### Exercise goal:
Retype all the records with nothing changed.

+++ Data supplied +++

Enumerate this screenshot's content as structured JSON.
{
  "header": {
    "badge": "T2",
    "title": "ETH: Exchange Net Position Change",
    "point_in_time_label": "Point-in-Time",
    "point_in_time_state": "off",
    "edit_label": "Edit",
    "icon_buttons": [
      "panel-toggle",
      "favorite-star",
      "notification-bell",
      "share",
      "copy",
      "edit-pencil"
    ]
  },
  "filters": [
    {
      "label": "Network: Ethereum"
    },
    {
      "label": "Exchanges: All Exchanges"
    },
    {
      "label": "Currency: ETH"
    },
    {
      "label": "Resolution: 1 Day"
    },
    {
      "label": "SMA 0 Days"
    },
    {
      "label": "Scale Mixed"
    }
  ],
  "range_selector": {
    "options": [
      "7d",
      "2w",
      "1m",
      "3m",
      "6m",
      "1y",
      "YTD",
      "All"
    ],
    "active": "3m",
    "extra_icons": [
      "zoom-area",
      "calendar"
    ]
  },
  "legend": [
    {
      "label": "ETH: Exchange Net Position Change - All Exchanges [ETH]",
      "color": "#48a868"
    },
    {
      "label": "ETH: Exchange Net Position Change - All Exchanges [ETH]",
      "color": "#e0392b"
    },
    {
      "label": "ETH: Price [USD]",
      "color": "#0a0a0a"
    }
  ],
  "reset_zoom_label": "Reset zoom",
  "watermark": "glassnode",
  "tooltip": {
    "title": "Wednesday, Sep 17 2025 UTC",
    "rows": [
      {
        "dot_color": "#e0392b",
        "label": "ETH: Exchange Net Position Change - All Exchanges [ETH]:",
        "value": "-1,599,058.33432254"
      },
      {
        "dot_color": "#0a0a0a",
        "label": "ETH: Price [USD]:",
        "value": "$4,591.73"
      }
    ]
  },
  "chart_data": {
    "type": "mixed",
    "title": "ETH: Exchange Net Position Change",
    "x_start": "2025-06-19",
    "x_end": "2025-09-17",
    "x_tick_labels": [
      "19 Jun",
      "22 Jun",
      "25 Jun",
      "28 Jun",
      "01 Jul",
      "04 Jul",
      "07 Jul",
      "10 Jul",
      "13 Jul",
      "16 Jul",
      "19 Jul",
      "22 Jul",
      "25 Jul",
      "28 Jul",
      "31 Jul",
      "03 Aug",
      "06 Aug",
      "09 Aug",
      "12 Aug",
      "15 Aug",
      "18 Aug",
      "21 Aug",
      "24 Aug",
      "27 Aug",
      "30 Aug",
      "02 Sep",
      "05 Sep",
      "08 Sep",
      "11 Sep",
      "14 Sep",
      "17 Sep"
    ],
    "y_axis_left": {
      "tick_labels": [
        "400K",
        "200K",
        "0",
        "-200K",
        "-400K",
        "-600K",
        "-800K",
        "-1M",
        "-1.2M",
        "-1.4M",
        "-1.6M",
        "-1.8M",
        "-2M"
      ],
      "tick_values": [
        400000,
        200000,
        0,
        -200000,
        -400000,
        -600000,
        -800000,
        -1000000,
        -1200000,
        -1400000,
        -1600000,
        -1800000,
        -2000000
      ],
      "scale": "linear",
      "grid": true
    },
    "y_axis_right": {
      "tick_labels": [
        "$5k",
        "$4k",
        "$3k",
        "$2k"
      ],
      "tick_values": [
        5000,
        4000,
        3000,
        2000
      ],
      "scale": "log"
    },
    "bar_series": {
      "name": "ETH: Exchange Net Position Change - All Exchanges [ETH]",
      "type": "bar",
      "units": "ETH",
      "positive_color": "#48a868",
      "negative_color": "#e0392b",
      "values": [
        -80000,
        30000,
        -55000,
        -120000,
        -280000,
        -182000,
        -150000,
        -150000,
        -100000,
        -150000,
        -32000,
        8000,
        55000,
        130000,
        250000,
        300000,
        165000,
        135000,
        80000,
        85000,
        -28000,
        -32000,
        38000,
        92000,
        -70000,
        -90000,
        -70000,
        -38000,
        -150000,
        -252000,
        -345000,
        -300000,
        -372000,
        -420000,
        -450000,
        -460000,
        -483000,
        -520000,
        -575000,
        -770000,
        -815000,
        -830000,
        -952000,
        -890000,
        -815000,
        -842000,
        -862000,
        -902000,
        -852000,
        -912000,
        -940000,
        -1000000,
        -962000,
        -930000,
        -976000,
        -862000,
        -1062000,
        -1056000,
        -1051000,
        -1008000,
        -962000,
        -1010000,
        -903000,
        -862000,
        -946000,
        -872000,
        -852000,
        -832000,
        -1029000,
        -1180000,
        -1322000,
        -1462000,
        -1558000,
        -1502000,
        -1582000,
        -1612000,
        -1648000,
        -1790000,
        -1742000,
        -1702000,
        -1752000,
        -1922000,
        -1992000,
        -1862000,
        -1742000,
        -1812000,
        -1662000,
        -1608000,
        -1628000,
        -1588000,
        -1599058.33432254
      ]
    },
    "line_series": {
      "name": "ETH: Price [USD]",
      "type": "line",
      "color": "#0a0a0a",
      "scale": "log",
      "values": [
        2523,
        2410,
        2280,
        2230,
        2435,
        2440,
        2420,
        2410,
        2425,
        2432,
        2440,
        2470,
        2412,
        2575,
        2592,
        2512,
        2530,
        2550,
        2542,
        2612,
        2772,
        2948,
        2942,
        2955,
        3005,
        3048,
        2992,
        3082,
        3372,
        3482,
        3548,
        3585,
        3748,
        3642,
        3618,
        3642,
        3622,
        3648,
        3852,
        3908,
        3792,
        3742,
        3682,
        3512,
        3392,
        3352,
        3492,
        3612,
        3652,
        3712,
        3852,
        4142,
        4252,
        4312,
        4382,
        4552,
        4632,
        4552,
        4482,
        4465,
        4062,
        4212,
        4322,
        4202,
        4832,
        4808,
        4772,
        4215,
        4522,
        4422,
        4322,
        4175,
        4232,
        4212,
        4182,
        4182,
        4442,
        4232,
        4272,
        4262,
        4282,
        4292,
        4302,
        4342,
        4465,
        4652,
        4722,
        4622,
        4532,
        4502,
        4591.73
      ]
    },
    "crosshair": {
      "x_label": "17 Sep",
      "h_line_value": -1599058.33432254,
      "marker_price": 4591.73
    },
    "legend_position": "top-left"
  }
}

+++

### Solution to this task:
Enumerate this screenshot's content as structured JSON.
{
  "header": {
    "badge": "T2",
    "title": "ETH: Exchange Net Position Change",
    "point_in_time_label": "Point-in-Time",
    "point_in_time_state": "off",
    "edit_label": "Edit",
    "icon_buttons": [
      "panel-toggle",
      "favorite-star",
      "notification-bell",
      "share",
      "copy",
      "edit-pencil"
    ]
  },
  "filters": [
    {
      "label": "Network: Ethereum"
    },
    {
      "label": "Exchanges: All Exchanges"
    },
    {
      "label": "Currency: ETH"
    },
    {
      "label": "Resolution: 1 Day"
    },
    {
      "label": "SMA 0 Days"
    },
    {
      "label": "Scale Mixed"
    }
  ],
  "range_selector": {
    "options": [
      "7d",
      "2w",
      "1m",
      "3m",
      "6m",
      "1y",
      "YTD",
      "All"
    ],
    "active": "3m",
    "extra_icons": [
      "zoom-area",
      "calendar"
    ]
  },
  "legend": [
    {
      "label": "ETH: Exchange Net Position Change - All Exchanges [ETH]",
      "color": "#48a868"
    },
    {
      "label": "ETH: Exchange Net Position Change - All Exchanges [ETH]",
      "color": "#e0392b"
    },
    {
      "label": "ETH: Price [USD]",
      "color": "#0a0a0a"
    }
  ],
  "reset_zoom_label": "Reset zoom",
  "watermark": "glassnode",
  "tooltip": {
    "title": "Wednesday, Sep 17 2025 UTC",
    "rows": [
      {
        "dot_color": "#e0392b",
        "label": "ETH: Exchange Net Position Change - All Exchanges [ETH]:",
        "value": "-1,599,058.33432254"
      },
      {
        "dot_color": "#0a0a0a",
        "label": "ETH: Price [USD]:",
        "value": "$4,591.73"
      }
    ]
  },
  "chart_data": {
    "type": "mixed",
    "title": "ETH: Exchange Net Position Change",
    "x_start": "2025-06-19",
    "x_end": "2025-09-17",
    "x_tick_labels": [
      "19 Jun",
      "22 Jun",
      "25 Jun",
      "28 Jun",
      "01 Jul",
      "04 Jul",
      "07 Jul",
      "10 Jul",
      "13 Jul",
      "16 Jul",
      "19 Jul",
      "22 Jul",
      "25 Jul",
      "28 Jul",
      "31 Jul",
      "03 Aug",
      "06 Aug",
      "09 Aug",
      "12 Aug",
      "15 Aug",
      "18 Aug",
      "21 Aug",
      "24 Aug",
      "27 Aug",
      "30 Aug",
      "02 Sep",
      "05 Sep",
      "08 Sep",
      "11 Sep",
      "14 Sep",
      "17 Sep"
    ],
    "y_axis_left": {
      "tick_labels": [
        "400K",
        "200K",
        "0",
        "-200K",
        "-400K",
        "-600K",
        "-800K",
        "-1M",
        "-1.2M",
        "-1.4M",
        "-1.6M",
        "-1.8M",
        "-2M"
      ],
      "tick_values": [
        400000,
        200000,
        0,
        -200000,
        -400000,
        -600000,
        -800000,
        -1000000,
        -1200000,
        -1400000,
        -1600000,
        -1800000,
        -2000000
      ],
      "scale": "linear",
      "grid": true
    },
    "y_axis_right": {
      "tick_labels": [
        "$5k",
        "$4k",
        "$3k",
        "$2k"
      ],
      "tick_values": [
        5000,
        4000,
        3000,
        2000
      ],
      "scale": "log"
    },
    "bar_series": {
      "name": "ETH: Exchange Net Position Change - All Exchanges [ETH]",
      "type": "bar",
      "units": "ETH",
      "positive_color": "#48a868",
      "negative_color": "#e0392b",
      "values": [
        -80000,
        30000,
        -55000,
        -120000,
        -280000,
        -182000,
        -150000,
        -150000,
        -100000,
        -150000,
        -32000,
        8000,
        55000,
        130000,
        250000,
        300000,
        165000,
        135000,
        80000,
        85000,
        -28000,
        -32000,
        38000,
        92000,
        -70000,
        -90000,
        -70000,
        -38000,
        -150000,
        -252000,
        -345000,
        -300000,
        -372000,
        -420000,
        -450000,
        -460000,
        -483000,
        -520000,
        -575000,
        -770000,
        -815000,
        -830000,
        -952000,
        -890000,
        -815000,
        -842000,
        -862000,
        -902000,
        -852000,
        -912000,
        -940000,
        -1000000,
        -962000,
        -930000,
        -976000,
        -862000,
        -1062000,
        -1056000,
        -1051000,
        -1008000,
        -962000,
        -1010000,
        -903000,
        -862000,
        -946000,
        -872000,
        -852000,
        -832000,
        -1029000,
        -1180000,
        -1322000,
        -1462000,
        -1558000,
        -1502000,
        -1582000,
        -1612000,
        -1648000,
        -1790000,
        -1742000,
        -1702000,
        -1752000,
        -1922000,
        -1992000,
        -1862000,
        -1742000,
        -1812000,
        -1662000,
        -1608000,
        -1628000,
        -1588000,
        -1599058.33432254
      ]
    },
    "line_series": {
      "name": "ETH: Price [USD]",
      "type": "line",
      "color": "#0a0a0a",
      "scale": "log",
      "values": [
        2523,
        2410,
        2280,
        2230,
        2435,
        2440,
        2420,
        2410,
        2425,
        2432,
        2440,
        2470,
        2412,
        2575,
        2592,
        2512,
        2530,
        2550,
        2542,
        2612,
        2772,
        2948,
        2942,
        2955,
        3005,
        3048,
        2992,
        3082,
        3372,
        3482,
        3548,
        3585,
        3748,
        3642,
        3618,
        3642,
        3622,
        3648,
        3852,
        3908,
        3792,
        3742,
        3682,
        3512,
        3392,
        3352,
        3492,
        3612,
        3652,
        3712,
        3852,
        4142,
        4252,
        4312,
        4382,
        4552,
        4632,
        4552,
        4482,
        4465,
        4062,
        4212,
        4322,
        4202,
        4832,
        4808,
        4772,
        4215,
        4522,
        4422,
        4322,
        4175,
        4232,
        4212,
        4182,
        4182,
        4442,
        4232,
        4272,
        4262,
        4282,
        4292,
        4302,
        4342,
        4465,
        4652,
        4722,
        4622,
        4532,
        4502,
        4591.73
      ]
    },
    "crosshair": {
      "x_label": "17 Sep",
      "h_line_value": -1599058.33432254,
      "marker_price": 4591.73
    },
    "legend_position": "top-left"
  }
}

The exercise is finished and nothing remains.